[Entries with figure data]
# # #

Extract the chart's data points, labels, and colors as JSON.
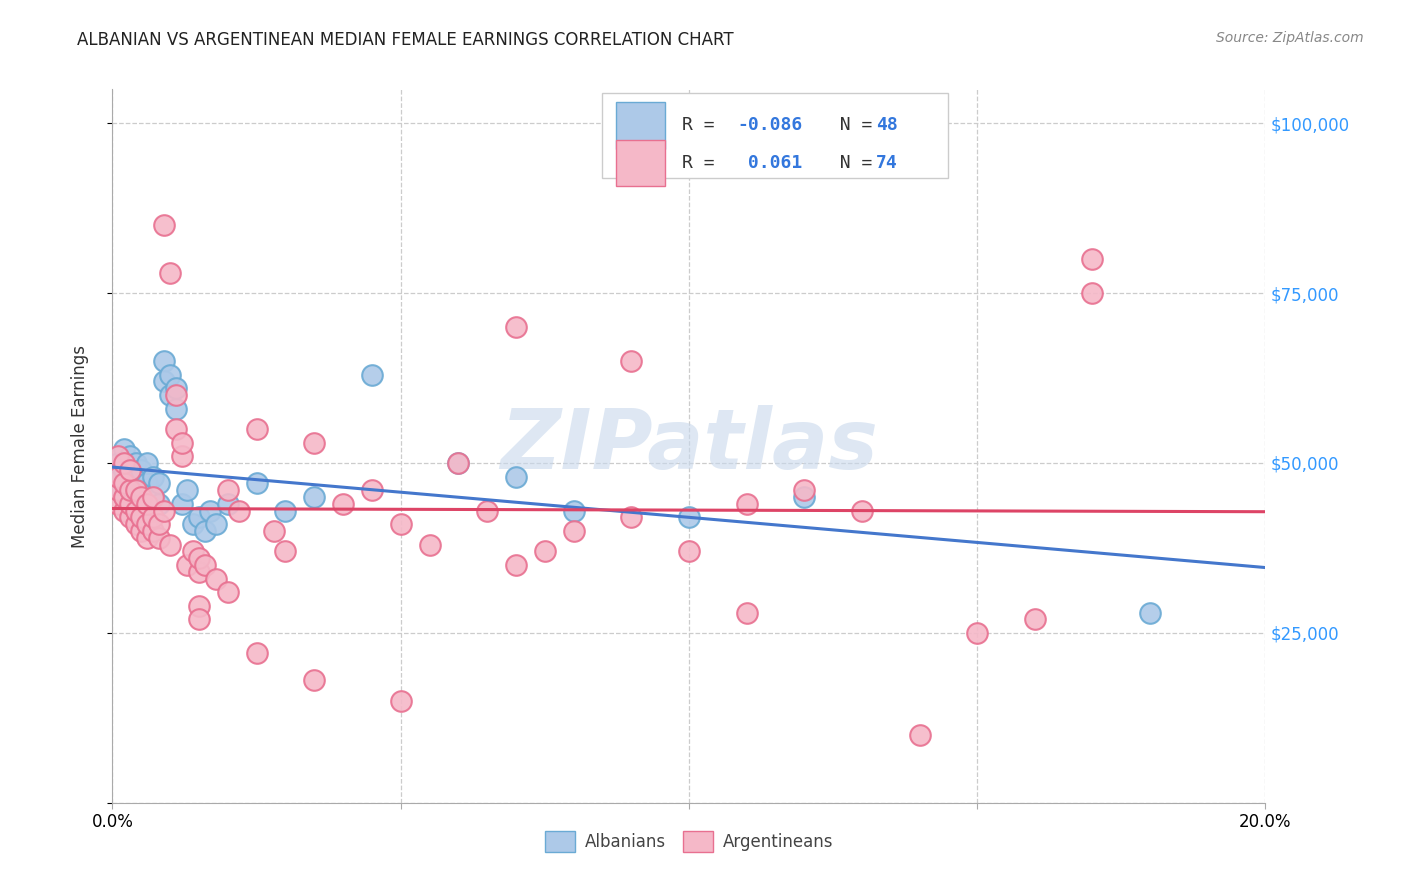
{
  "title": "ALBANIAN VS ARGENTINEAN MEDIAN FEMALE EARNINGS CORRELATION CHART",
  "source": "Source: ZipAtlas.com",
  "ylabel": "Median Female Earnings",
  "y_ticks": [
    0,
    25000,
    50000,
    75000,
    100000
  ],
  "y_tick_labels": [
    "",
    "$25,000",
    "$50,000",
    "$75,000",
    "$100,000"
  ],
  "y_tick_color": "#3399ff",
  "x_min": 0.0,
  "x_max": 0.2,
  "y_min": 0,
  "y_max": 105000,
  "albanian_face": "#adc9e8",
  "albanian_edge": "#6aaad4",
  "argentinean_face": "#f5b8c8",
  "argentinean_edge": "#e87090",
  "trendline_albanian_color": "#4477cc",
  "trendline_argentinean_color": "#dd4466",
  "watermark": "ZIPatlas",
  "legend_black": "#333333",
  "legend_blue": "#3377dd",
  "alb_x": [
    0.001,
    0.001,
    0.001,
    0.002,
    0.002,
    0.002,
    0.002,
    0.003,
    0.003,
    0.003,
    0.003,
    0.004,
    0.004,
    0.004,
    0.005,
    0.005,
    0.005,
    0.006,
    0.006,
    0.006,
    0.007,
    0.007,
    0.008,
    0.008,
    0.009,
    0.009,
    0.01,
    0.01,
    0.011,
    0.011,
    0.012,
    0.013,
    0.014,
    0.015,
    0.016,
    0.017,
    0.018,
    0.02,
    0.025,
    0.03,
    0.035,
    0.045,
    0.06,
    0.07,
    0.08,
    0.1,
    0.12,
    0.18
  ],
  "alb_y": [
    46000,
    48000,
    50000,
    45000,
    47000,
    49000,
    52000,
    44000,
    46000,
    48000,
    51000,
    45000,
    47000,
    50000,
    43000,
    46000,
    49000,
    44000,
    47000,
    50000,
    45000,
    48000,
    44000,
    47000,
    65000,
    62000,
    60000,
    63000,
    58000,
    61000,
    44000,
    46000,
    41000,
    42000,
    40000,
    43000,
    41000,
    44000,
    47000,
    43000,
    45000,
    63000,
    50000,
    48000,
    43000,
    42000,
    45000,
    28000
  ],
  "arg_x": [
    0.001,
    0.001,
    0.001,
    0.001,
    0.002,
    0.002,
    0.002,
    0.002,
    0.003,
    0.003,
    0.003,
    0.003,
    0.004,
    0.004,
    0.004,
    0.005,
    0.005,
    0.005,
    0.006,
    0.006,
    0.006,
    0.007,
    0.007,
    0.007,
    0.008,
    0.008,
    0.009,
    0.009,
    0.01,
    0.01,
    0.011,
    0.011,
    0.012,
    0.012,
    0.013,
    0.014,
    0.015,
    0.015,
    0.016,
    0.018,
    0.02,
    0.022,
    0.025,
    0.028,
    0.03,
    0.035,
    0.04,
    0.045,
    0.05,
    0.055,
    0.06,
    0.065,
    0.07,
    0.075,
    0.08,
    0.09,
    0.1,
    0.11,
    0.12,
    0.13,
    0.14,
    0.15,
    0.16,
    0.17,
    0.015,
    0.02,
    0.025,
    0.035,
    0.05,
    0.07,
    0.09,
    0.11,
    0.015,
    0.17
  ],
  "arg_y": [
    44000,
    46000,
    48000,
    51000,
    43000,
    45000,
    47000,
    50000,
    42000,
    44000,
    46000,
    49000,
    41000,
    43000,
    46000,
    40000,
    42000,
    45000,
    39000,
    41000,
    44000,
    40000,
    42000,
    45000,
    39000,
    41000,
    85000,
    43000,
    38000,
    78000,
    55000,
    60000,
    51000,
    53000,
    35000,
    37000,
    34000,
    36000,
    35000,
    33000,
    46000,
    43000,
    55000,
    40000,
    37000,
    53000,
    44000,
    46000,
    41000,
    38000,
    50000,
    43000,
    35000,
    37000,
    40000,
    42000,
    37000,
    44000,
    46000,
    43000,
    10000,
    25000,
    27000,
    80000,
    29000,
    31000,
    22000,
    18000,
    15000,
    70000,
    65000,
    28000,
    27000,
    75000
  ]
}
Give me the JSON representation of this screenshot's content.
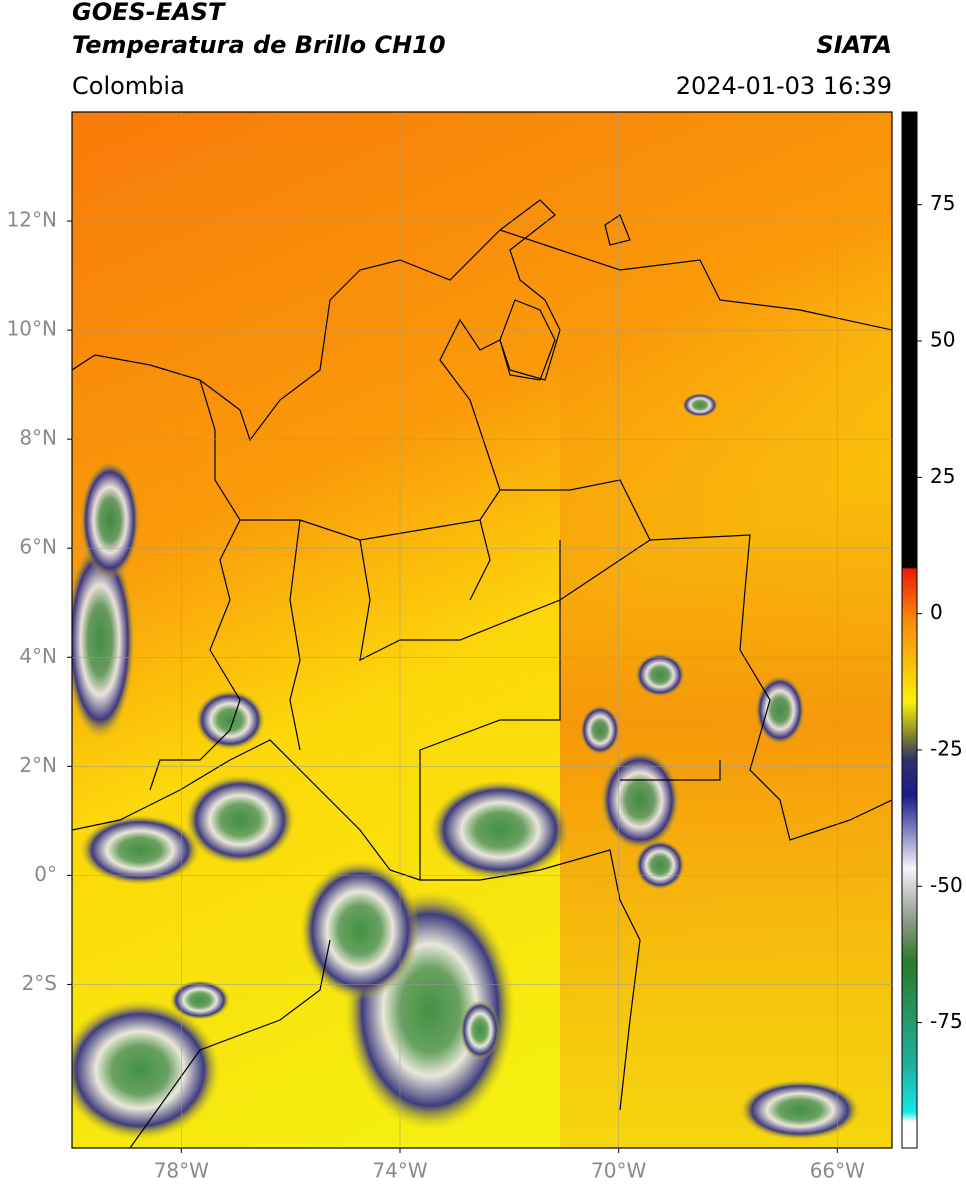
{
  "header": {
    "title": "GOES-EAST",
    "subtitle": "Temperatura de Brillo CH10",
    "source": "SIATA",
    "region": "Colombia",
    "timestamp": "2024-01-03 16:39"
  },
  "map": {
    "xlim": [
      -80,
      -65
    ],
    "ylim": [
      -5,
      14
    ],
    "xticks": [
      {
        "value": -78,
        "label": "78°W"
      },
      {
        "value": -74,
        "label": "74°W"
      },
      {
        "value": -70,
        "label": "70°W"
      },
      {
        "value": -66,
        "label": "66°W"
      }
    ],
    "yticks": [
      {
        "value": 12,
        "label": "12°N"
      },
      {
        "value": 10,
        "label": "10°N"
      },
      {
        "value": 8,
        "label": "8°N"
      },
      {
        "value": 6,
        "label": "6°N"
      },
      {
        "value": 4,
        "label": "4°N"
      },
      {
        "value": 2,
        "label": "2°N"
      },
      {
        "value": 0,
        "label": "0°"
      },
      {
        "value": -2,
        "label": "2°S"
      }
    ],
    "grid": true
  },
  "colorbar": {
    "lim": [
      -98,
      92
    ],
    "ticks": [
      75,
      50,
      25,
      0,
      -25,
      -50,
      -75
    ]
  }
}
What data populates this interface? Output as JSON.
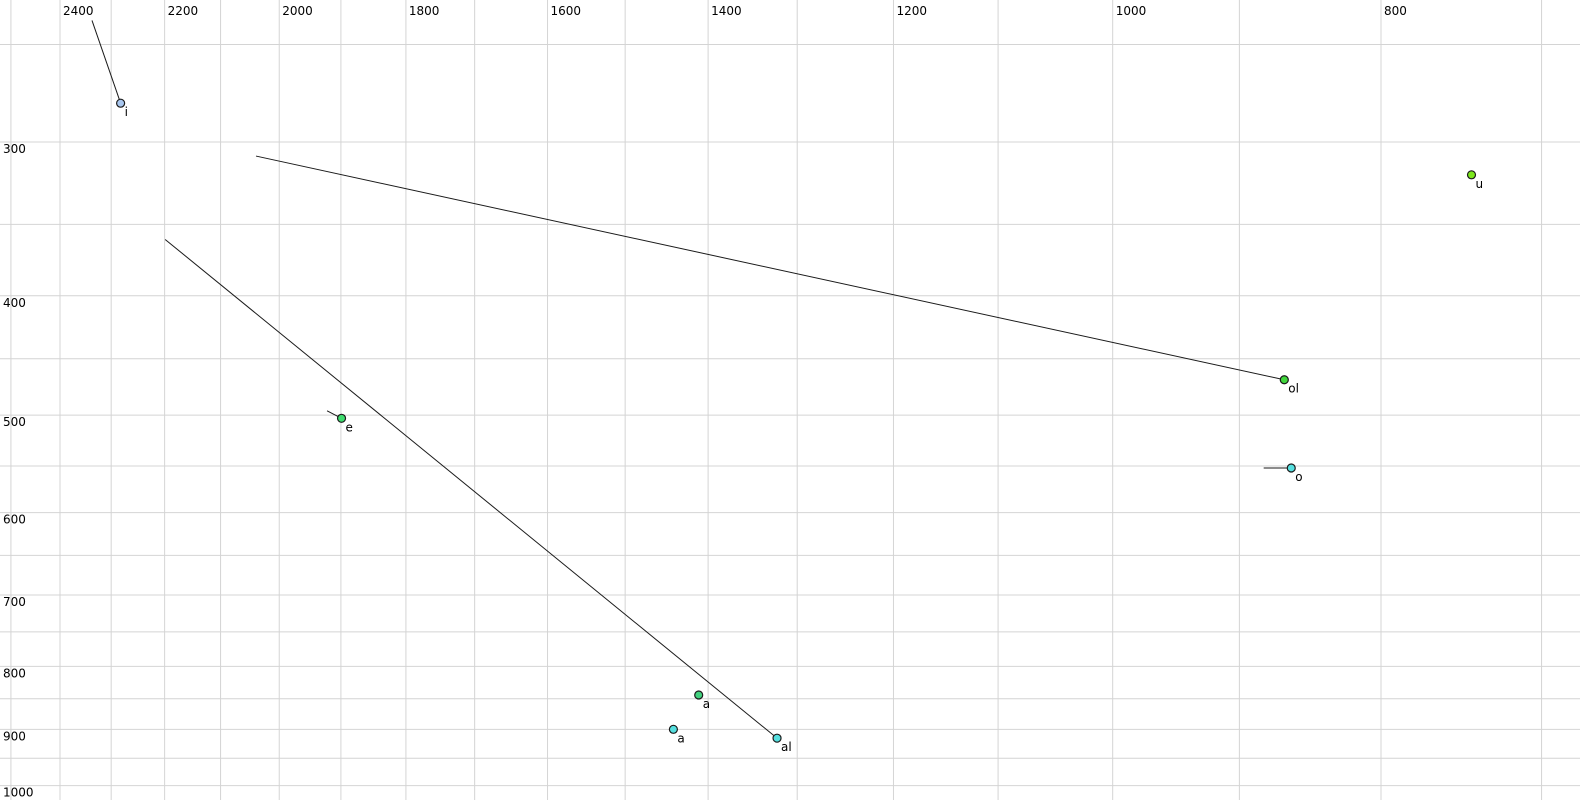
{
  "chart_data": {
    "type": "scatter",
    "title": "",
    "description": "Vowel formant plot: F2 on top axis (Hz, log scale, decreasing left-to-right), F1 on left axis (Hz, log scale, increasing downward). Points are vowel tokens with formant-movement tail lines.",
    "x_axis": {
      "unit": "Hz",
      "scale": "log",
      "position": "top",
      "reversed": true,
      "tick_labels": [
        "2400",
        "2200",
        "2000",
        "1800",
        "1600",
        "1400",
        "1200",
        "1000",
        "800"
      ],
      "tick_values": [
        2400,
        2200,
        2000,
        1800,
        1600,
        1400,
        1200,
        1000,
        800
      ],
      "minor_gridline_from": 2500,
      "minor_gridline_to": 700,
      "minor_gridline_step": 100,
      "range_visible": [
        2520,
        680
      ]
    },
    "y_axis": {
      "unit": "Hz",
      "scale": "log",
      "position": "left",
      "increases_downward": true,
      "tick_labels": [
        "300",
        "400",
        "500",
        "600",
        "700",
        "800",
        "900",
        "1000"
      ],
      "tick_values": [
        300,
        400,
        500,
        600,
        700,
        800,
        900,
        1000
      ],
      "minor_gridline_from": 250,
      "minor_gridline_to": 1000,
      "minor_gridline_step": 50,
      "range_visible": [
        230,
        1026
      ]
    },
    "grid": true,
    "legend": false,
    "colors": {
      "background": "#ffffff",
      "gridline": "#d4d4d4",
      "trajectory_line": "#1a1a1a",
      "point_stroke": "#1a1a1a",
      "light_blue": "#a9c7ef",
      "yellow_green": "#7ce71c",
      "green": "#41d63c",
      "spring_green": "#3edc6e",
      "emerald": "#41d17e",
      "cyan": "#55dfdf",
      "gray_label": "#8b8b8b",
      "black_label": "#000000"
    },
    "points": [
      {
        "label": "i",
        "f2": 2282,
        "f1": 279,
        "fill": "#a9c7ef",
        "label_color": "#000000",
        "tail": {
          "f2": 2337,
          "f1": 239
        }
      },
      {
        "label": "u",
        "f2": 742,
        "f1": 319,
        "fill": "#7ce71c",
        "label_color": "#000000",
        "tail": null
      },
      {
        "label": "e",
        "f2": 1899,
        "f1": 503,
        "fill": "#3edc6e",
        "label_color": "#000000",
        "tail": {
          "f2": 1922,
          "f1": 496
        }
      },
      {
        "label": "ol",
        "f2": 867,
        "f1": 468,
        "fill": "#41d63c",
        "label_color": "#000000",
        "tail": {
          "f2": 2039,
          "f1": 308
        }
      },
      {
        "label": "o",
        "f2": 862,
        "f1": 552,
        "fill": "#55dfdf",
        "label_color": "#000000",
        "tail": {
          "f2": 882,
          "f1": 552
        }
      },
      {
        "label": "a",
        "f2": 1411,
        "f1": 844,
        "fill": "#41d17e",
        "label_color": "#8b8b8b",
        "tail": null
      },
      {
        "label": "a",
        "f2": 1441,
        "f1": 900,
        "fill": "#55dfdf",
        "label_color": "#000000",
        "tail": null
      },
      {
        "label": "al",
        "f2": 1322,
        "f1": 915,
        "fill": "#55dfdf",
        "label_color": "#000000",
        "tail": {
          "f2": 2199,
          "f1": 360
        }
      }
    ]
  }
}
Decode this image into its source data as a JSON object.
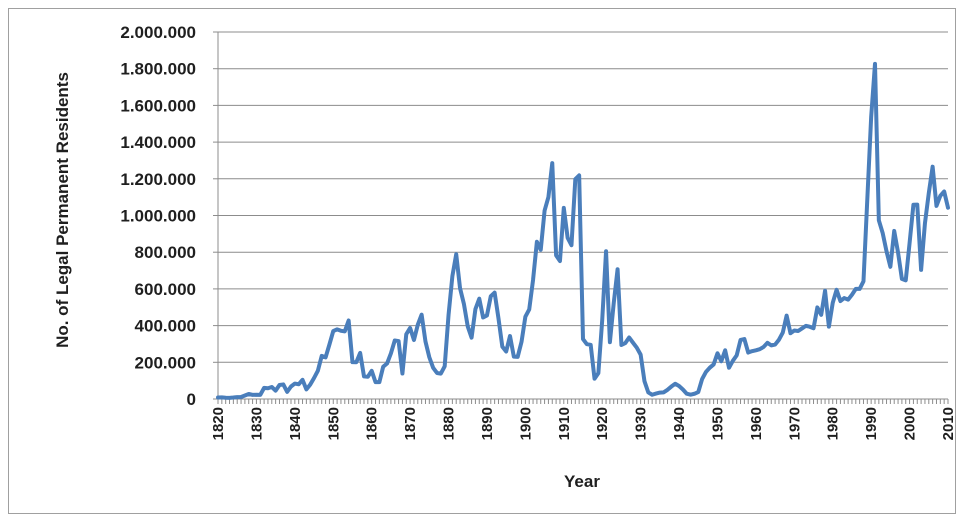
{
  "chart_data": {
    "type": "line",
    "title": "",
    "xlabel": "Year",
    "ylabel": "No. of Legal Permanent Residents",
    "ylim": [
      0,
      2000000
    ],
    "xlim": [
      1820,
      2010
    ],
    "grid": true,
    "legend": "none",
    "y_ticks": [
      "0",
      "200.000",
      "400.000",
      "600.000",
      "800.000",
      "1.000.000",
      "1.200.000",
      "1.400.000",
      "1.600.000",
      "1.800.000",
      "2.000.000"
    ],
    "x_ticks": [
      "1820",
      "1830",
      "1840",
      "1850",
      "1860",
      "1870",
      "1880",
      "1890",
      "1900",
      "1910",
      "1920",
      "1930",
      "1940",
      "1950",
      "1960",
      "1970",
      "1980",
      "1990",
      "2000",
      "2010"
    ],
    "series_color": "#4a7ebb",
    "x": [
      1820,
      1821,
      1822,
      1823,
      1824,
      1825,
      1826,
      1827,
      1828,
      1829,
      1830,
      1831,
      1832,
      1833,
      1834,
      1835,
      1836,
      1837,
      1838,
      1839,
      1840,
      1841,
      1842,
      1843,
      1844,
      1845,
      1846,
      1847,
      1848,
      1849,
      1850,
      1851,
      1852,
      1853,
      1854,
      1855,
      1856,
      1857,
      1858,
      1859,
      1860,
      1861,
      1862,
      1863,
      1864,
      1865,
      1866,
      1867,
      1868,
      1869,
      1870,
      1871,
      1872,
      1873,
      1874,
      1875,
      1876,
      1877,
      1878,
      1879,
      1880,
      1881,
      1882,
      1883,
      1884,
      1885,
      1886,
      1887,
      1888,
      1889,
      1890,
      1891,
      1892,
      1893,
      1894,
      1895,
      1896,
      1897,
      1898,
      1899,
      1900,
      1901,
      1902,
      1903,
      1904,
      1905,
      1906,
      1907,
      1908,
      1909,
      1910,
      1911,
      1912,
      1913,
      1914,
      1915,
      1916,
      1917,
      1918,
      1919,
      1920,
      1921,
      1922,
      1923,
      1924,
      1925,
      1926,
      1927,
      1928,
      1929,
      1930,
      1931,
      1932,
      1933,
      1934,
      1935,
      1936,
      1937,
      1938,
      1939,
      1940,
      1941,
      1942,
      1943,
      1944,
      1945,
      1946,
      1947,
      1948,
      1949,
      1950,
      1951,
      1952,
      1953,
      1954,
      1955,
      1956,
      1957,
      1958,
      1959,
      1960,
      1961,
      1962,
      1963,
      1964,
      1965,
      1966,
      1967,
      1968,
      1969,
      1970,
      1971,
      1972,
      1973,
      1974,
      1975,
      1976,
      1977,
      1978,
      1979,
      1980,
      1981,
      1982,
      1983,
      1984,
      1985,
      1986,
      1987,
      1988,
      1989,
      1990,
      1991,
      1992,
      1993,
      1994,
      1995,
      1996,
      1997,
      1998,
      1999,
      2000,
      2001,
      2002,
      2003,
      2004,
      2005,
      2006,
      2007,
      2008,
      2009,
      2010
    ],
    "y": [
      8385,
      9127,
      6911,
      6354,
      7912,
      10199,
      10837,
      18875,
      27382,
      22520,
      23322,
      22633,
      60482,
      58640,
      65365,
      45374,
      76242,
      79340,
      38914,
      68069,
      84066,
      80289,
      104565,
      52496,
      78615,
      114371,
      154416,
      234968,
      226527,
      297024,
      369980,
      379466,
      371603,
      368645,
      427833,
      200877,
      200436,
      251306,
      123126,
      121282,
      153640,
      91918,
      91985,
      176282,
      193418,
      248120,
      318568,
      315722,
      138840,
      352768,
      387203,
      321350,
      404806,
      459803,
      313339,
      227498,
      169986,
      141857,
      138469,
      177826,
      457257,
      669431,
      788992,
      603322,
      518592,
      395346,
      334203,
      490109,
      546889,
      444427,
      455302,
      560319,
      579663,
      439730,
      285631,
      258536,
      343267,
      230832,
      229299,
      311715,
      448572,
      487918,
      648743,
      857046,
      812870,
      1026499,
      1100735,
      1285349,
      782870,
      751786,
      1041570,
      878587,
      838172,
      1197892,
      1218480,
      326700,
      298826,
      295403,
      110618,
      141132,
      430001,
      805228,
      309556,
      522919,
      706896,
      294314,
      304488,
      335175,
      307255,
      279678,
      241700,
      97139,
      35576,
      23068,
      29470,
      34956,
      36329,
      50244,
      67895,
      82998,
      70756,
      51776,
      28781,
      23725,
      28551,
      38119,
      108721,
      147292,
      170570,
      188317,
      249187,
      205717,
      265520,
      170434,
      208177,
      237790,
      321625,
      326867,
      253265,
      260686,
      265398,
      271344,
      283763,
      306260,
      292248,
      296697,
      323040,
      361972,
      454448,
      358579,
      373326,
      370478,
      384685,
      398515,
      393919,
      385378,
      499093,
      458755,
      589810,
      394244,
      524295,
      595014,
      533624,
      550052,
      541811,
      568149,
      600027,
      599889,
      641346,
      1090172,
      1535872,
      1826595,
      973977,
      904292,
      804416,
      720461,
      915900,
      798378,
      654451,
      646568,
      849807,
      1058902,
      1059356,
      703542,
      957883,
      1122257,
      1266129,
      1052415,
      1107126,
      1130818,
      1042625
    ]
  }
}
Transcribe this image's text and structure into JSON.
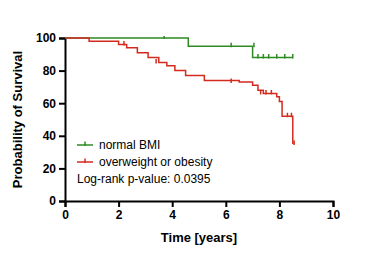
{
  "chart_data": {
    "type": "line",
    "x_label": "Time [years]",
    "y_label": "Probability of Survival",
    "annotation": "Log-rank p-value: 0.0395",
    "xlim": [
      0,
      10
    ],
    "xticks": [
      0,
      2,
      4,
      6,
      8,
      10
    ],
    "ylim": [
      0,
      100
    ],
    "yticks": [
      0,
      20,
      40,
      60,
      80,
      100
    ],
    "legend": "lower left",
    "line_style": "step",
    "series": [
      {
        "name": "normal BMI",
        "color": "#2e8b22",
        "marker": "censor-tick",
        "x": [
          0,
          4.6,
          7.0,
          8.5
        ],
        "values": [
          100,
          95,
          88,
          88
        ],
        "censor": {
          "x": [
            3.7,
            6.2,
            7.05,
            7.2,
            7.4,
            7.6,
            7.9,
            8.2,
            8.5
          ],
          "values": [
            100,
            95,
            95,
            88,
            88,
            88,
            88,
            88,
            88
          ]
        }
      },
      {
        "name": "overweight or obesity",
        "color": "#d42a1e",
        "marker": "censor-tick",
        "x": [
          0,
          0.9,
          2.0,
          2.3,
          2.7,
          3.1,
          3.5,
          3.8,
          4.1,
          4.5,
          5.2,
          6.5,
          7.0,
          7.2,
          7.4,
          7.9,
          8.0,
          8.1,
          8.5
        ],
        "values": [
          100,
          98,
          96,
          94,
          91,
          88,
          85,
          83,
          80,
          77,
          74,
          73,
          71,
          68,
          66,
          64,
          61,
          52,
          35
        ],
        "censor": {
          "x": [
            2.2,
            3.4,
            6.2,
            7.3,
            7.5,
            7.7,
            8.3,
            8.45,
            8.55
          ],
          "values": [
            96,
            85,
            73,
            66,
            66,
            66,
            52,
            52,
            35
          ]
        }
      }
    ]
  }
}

# # #

## TASK TO CARRY OUT:
Return a copy of every line that includes the word "JSON".

## OUTPUT BELOW:
Extract the chart's data points, labels, and colors as JSON.
Give me the JSON representation of this screenshot's content.
What data populates this interface? Output as JSON.
Decode this image into its source data as a JSON object.
Transcribe this image's text and structure into JSON.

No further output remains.